[Data items]
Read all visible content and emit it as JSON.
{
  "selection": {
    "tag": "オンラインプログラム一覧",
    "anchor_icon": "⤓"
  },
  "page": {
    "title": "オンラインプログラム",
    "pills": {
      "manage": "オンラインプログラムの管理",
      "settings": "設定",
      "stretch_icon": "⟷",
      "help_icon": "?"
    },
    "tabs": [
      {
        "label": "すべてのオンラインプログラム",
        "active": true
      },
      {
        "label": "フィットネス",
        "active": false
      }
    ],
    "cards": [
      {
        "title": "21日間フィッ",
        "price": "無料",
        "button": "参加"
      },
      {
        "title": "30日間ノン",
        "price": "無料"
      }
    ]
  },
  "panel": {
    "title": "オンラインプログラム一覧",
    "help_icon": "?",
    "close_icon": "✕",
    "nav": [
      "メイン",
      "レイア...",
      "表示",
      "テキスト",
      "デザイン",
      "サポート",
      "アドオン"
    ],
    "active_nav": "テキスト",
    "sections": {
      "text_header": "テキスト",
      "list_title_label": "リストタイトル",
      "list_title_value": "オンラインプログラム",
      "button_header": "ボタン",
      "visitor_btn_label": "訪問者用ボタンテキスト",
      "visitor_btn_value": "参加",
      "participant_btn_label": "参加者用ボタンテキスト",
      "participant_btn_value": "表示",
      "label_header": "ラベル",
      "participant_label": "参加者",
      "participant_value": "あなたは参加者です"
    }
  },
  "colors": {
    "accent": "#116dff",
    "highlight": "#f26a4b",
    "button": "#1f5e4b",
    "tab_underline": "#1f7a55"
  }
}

Task requirements - Return all of the data precisely as it appears.

Finished task -
Read all visible content and emit it as JSON.
{
  "selection": {
    "tag": "オンラインプログラム一覧",
    "anchor_icon": "⤓"
  },
  "page": {
    "title": "オンラインプログラム",
    "pills": {
      "manage": "オンラインプログラムの管理",
      "settings": "設定",
      "stretch_icon": "⟷",
      "help_icon": "?"
    },
    "tabs": [
      {
        "label": "すべてのオンラインプログラム",
        "active": true
      },
      {
        "label": "フィットネス",
        "active": false
      }
    ],
    "cards": [
      {
        "title": "21日間フィッ",
        "price": "無料",
        "button": "参加"
      },
      {
        "title": "30日間ノン",
        "price": "無料"
      }
    ]
  },
  "panel": {
    "title": "オンラインプログラム一覧",
    "help_icon": "?",
    "close_icon": "✕",
    "nav": [
      "メイン",
      "レイア...",
      "表示",
      "テキスト",
      "デザイン",
      "サポート",
      "アドオン"
    ],
    "active_nav": "テキスト",
    "sections": {
      "text_header": "テキスト",
      "list_title_label": "リストタイトル",
      "list_title_value": "オンラインプログラム",
      "button_header": "ボタン",
      "visitor_btn_label": "訪問者用ボタンテキスト",
      "visitor_btn_value": "参加",
      "participant_btn_label": "参加者用ボタンテキスト",
      "participant_btn_value": "表示",
      "label_header": "ラベル",
      "participant_label": "参加者",
      "participant_value": "あなたは参加者です"
    }
  },
  "colors": {
    "accent": "#116dff",
    "highlight": "#f26a4b",
    "button": "#1f5e4b",
    "tab_underline": "#1f7a55"
  }
}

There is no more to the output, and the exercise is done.